**OBJECTIVE**
From the entries that follow, extract each line holding the string "this".

----------------------------------------

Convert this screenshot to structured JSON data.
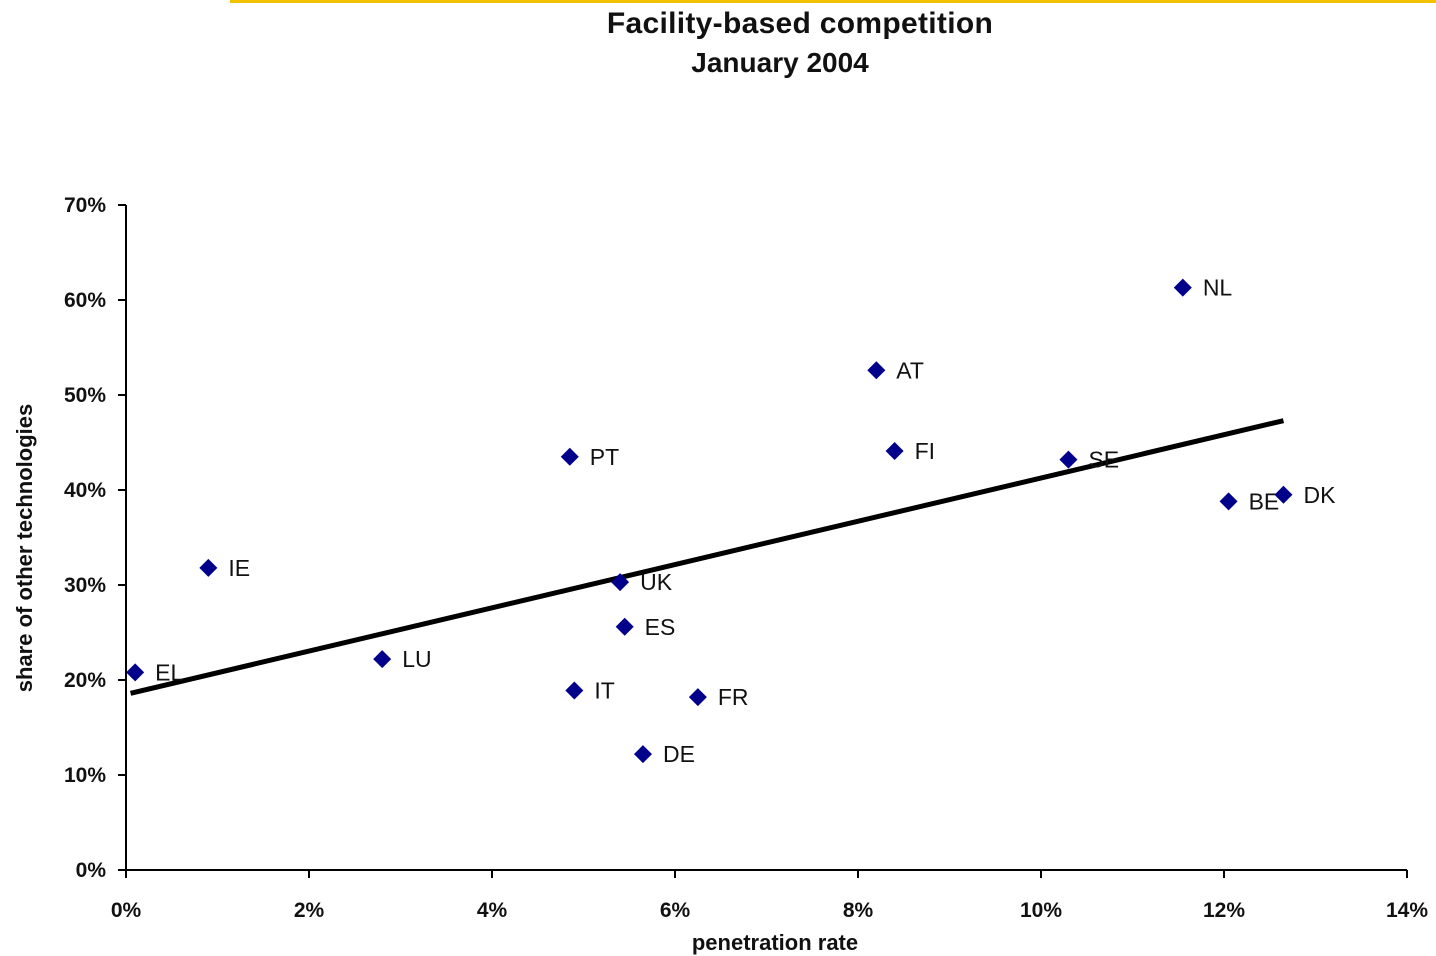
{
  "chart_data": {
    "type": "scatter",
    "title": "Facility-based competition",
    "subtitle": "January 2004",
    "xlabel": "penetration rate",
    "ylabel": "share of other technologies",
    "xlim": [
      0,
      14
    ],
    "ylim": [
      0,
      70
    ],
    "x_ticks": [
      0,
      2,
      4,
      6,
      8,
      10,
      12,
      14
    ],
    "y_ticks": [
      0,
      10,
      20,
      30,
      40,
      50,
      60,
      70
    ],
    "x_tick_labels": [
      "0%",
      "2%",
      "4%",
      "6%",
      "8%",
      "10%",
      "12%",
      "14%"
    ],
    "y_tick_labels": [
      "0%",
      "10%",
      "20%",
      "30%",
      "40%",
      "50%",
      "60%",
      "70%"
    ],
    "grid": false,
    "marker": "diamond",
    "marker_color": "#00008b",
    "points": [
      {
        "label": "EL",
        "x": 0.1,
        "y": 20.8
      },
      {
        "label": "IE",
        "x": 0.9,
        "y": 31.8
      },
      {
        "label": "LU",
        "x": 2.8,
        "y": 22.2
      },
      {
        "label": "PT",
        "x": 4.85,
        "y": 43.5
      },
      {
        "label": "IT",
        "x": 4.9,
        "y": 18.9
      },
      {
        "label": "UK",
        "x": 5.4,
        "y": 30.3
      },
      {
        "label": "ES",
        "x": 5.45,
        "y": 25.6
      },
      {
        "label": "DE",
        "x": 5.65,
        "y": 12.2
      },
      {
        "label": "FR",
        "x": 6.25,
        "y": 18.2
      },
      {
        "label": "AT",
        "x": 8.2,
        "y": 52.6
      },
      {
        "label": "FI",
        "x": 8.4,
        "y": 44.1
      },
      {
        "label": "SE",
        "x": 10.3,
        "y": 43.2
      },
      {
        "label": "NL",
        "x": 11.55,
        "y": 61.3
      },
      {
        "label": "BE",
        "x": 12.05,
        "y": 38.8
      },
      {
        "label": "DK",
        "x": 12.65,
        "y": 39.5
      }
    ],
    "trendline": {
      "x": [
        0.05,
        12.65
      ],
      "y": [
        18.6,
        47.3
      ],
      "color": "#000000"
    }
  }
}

----------------------------------------

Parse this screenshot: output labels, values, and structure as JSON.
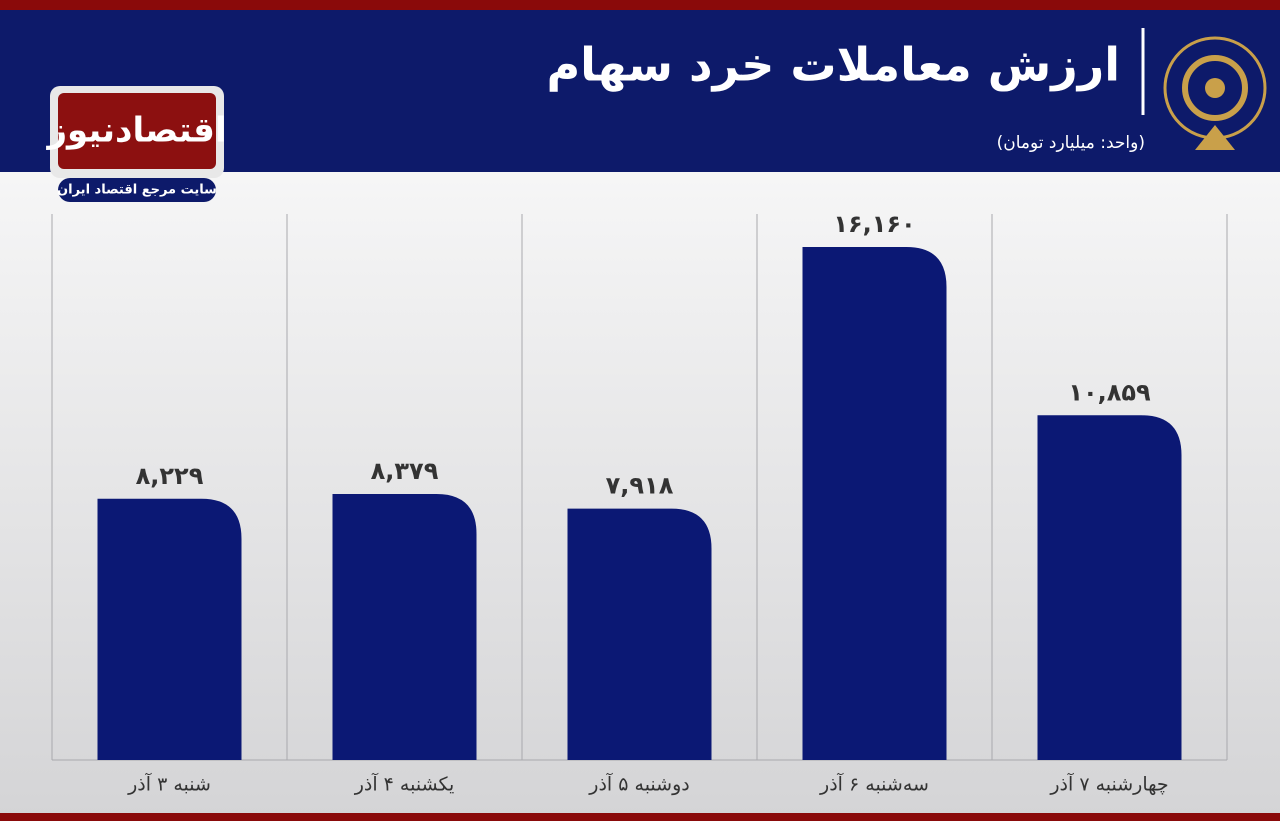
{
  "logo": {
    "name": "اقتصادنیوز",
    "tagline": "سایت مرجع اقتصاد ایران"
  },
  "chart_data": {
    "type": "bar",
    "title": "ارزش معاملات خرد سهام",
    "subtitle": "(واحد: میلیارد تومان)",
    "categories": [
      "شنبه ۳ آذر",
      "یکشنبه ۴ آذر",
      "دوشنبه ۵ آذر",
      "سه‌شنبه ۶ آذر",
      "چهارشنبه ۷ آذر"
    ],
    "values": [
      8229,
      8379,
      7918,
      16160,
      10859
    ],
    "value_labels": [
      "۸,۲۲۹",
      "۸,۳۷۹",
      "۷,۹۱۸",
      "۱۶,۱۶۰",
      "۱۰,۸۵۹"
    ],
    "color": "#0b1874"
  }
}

----------------------------------------

**EXERCISE OUTPUT**
Convert this screenshot to structured JSON data.
Parse this screenshot: output labels, values, and structure as JSON.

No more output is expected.